>> Start
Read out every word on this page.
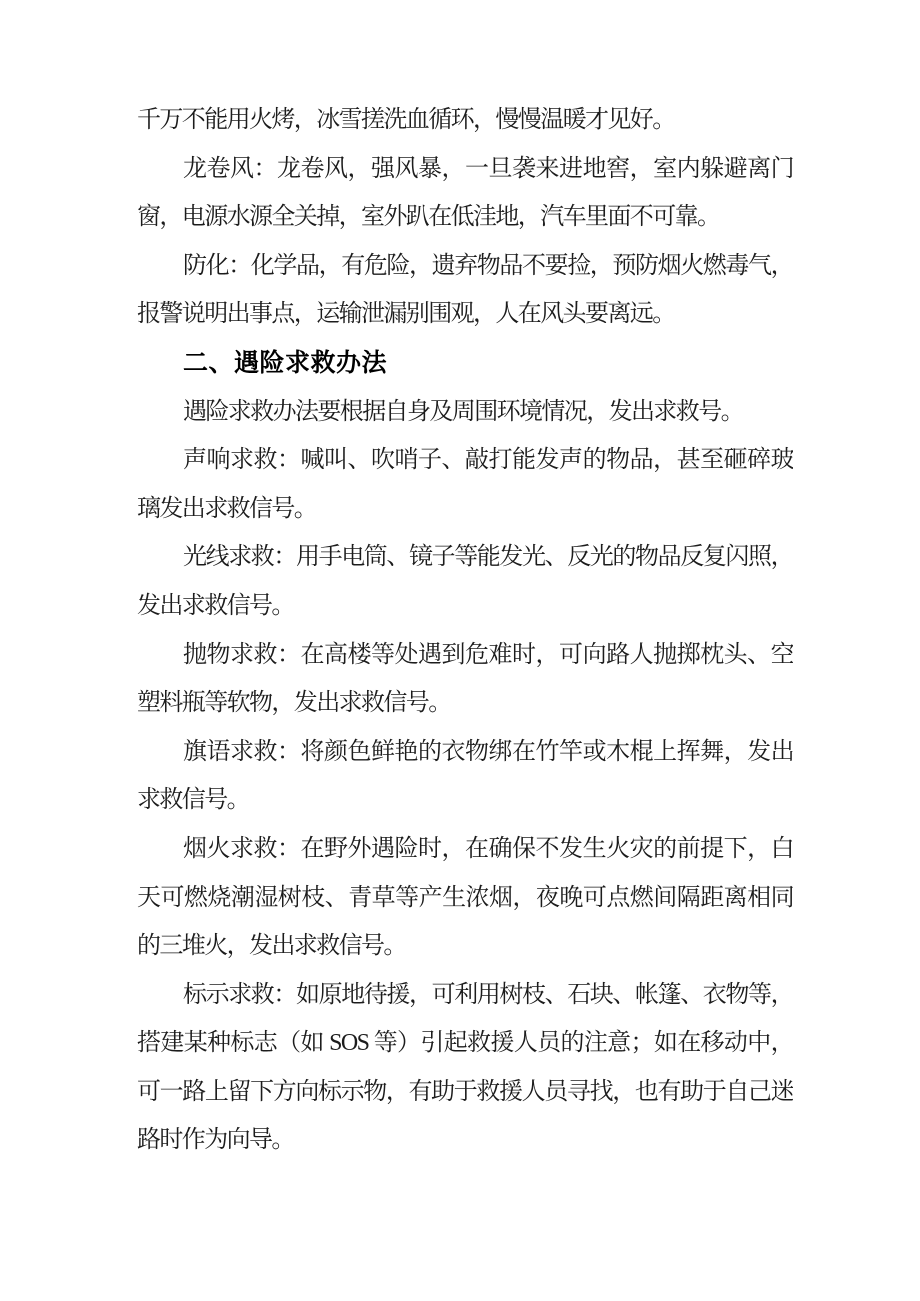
千万不能用火烤，冰雪搓洗血循环，慢慢温暖才见好。
龙卷风：龙卷风，强风暴，一旦袭来进地窖，室内躲避离门
窗，电源水源全关掉，室外趴在低洼地，汽车里面不可靠。
防化：化学品，有危险，遗弃物品不要捡，预防烟火燃毒气，
报警说明出事点，运输泄漏别围观，人在风头要离远。
二、遇险求救办法
遇险求救办法要根据自身及周围环境情况，发出求救号。
声响求救：喊叫、吹哨子、敲打能发声的物品，甚至砸碎玻
璃发出求救信号。
光线求救：用手电筒、镜子等能发光、反光的物品反复闪照，
发出求救信号。
抛物求救：在高楼等处遇到危难时，可向路人抛掷枕头、空
塑料瓶等软物，发出求救信号。
旗语求救：将颜色鲜艳的衣物绑在竹竿或木棍上挥舞，发出
求救信号。
烟火求救：在野外遇险时，在确保不发生火灾的前提下，白
天可燃烧潮湿树枝、青草等产生浓烟，夜晚可点燃间隔距离相同
的三堆火，发出求救信号。
标示求救：如原地待援，可利用树枝、石块、帐篷、衣物等，
搭建某种标志（如 SOS 等）引起救援人员的注意；如在移动中，
可一路上留下方向标示物，有助于救援人员寻找，也有助于自己迷
路时作为向导。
>> End
Make an exact copy of the whole listing, but don't bring over any pictures.

- Answer -
Read out every word on this page.
千万不能用火烤，冰雪搓洗血循环，慢慢温暖才见好。
龙卷风：龙卷风，强风暴，一旦袭来进地窖，室内躲避离门
窗，电源水源全关掉，室外趴在低洼地，汽车里面不可靠。
防化：化学品，有危险，遗弃物品不要捡，预防烟火燃毒气，
报警说明出事点，运输泄漏别围观，人在风头要离远。
二、遇险求救办法
遇险求救办法要根据自身及周围环境情况，发出求救号。
声响求救：喊叫、吹哨子、敲打能发声的物品，甚至砸碎玻
璃发出求救信号。
光线求救：用手电筒、镜子等能发光、反光的物品反复闪照，
发出求救信号。
抛物求救：在高楼等处遇到危难时，可向路人抛掷枕头、空
塑料瓶等软物，发出求救信号。
旗语求救：将颜色鲜艳的衣物绑在竹竿或木棍上挥舞，发出
求救信号。
烟火求救：在野外遇险时，在确保不发生火灾的前提下，白
天可燃烧潮湿树枝、青草等产生浓烟，夜晚可点燃间隔距离相同
的三堆火，发出求救信号。
标示求救：如原地待援，可利用树枝、石块、帐篷、衣物等，
搭建某种标志（如 SOS 等）引起救援人员的注意；如在移动中，
可一路上留下方向标示物，有助于救援人员寻找，也有助于自己迷
路时作为向导。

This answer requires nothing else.